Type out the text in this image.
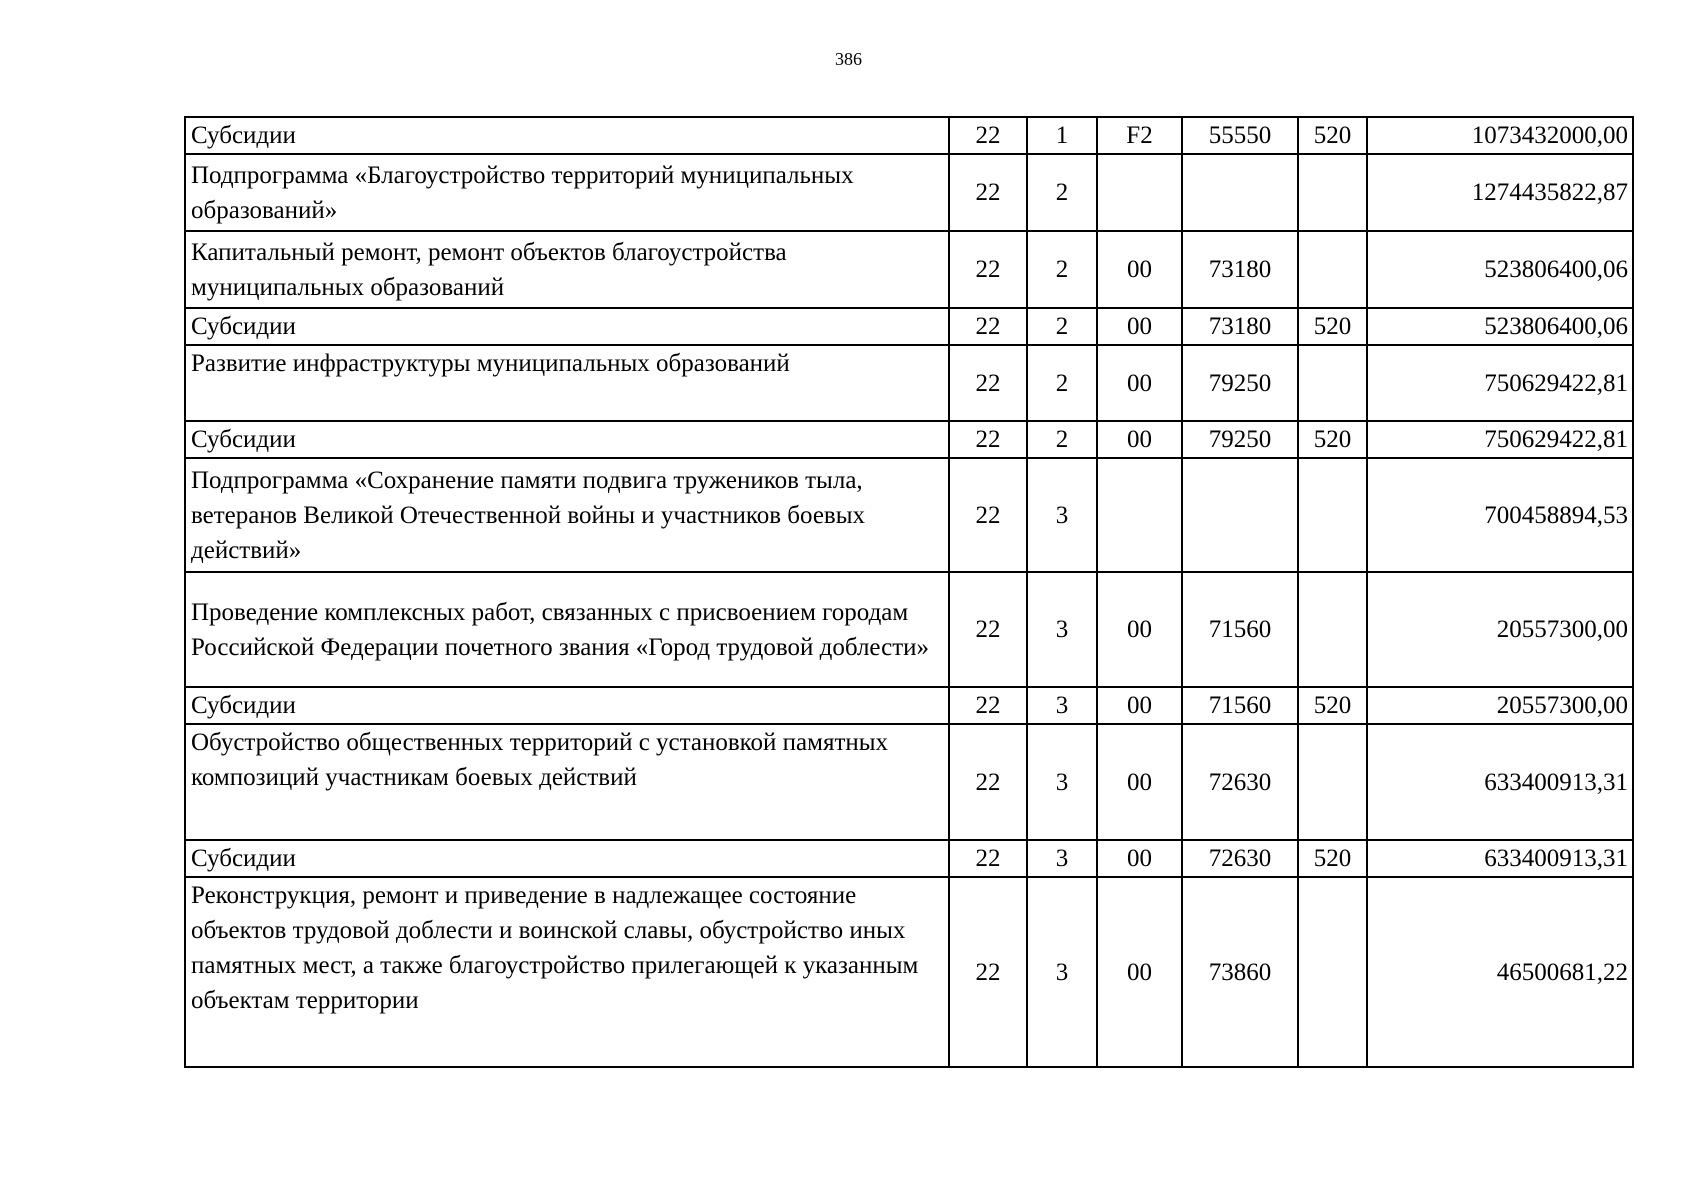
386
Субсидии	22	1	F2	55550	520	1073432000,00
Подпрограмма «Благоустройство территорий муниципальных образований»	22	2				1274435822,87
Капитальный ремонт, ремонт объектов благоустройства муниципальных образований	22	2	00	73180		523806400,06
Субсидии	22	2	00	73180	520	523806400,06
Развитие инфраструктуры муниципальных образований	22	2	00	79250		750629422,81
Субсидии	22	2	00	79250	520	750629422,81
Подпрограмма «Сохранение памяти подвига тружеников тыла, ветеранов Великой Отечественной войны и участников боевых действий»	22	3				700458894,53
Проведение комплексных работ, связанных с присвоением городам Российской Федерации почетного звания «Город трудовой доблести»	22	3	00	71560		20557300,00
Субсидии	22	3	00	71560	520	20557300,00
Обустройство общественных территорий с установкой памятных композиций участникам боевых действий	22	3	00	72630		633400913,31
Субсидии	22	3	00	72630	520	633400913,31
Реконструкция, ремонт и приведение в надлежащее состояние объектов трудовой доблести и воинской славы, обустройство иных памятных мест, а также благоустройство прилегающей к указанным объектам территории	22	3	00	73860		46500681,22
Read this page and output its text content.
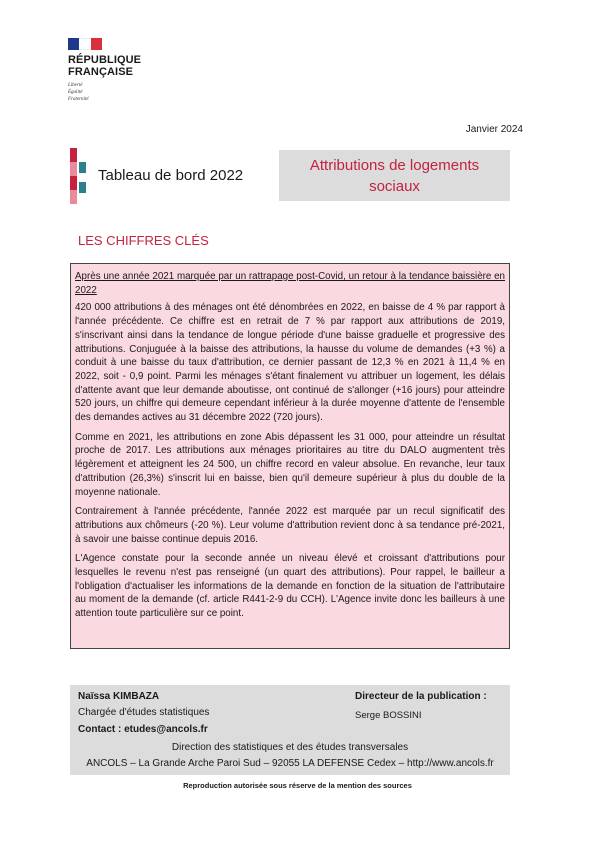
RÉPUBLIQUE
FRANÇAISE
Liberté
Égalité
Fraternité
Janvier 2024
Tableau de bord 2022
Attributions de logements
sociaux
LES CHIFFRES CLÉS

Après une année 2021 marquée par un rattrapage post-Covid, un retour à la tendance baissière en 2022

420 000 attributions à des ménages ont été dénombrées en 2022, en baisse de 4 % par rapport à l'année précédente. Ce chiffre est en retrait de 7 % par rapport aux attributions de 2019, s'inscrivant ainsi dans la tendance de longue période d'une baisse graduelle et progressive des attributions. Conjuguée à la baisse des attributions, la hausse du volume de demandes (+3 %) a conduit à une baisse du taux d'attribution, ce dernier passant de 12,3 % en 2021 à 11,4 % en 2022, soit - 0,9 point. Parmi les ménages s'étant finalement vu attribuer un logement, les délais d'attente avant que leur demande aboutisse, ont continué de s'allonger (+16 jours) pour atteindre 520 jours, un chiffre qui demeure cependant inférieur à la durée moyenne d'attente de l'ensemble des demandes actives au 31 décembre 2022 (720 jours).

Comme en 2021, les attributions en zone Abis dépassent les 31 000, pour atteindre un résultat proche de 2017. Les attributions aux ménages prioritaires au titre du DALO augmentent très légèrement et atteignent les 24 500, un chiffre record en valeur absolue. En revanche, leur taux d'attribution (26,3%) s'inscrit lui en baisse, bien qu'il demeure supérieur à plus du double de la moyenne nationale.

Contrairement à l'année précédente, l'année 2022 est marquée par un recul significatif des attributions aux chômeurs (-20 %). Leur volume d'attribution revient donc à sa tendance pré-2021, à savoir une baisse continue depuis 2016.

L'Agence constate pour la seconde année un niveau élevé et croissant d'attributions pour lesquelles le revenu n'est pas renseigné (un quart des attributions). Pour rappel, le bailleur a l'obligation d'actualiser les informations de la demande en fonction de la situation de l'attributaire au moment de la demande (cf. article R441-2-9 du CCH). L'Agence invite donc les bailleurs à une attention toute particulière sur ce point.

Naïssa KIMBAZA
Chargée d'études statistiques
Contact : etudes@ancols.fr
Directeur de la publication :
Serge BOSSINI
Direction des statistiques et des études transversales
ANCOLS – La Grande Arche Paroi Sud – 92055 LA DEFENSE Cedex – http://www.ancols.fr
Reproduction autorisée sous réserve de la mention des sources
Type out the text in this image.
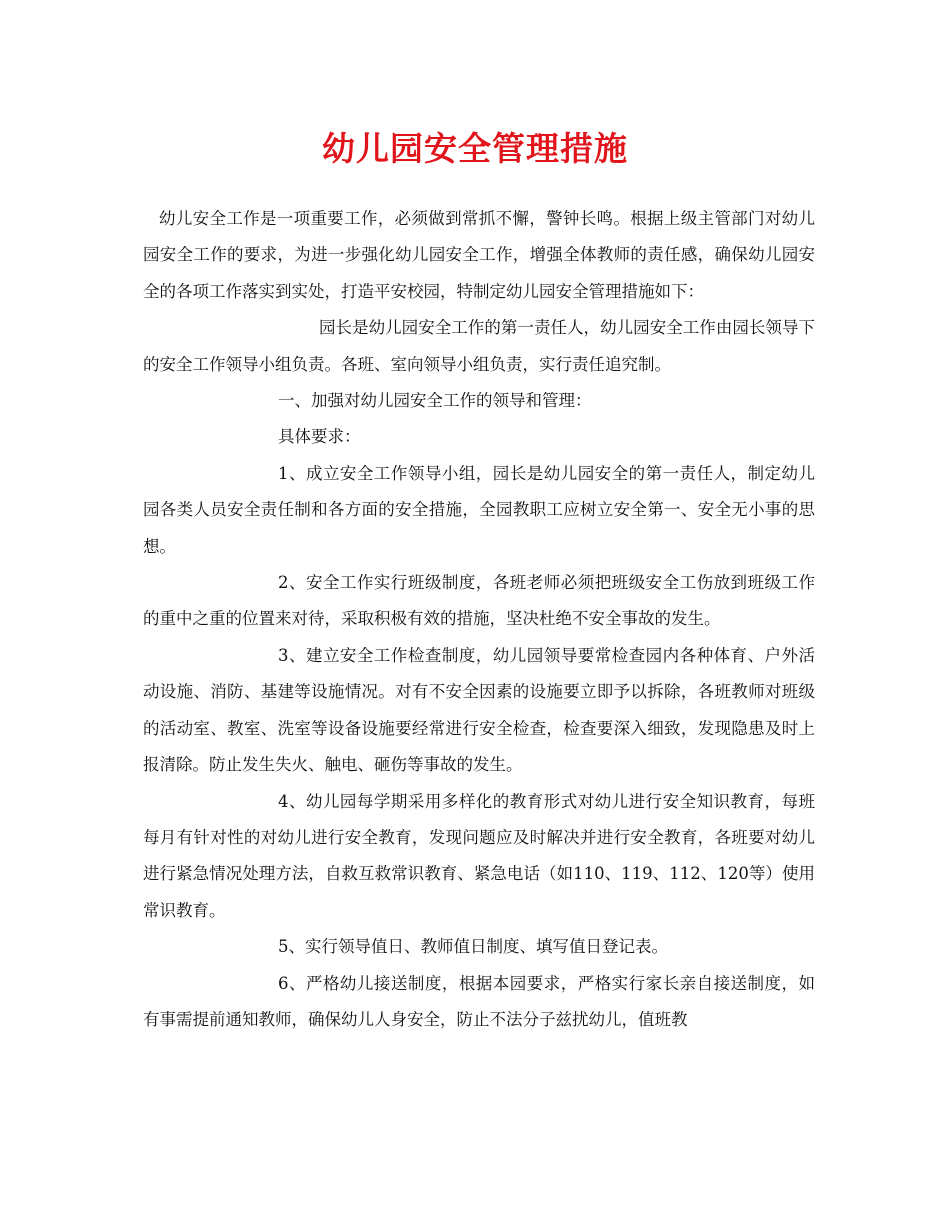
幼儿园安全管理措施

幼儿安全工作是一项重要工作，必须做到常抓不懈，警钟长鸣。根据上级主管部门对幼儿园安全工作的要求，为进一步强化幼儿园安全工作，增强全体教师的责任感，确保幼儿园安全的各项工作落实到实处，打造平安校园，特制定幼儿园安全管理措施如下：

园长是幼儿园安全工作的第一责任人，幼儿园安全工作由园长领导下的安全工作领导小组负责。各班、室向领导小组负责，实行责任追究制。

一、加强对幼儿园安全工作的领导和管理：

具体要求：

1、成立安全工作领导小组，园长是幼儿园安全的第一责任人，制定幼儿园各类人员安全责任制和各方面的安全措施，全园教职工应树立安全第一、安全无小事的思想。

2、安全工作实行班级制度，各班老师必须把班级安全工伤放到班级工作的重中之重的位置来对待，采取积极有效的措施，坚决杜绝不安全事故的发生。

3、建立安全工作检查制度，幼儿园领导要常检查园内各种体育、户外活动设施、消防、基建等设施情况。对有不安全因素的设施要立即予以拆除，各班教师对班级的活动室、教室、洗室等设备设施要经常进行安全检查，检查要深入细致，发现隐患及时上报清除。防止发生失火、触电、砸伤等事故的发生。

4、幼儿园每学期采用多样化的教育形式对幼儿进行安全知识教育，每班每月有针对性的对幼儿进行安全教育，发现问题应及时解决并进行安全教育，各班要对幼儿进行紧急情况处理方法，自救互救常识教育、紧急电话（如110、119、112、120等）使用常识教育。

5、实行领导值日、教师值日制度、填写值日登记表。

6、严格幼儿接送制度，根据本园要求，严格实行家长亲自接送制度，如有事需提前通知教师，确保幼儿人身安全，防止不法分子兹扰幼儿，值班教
-- -- --
Look through the entries above; copy every line holding the string "территорий".

**Written answer**:
Подпрограмма «Благоустройство территорий муниципальных образований»	22	2				1274435822,87
Обустройство общественных территорий с установкой памятных композиций участникам боевых действий	22	3	00	72630		633400913,31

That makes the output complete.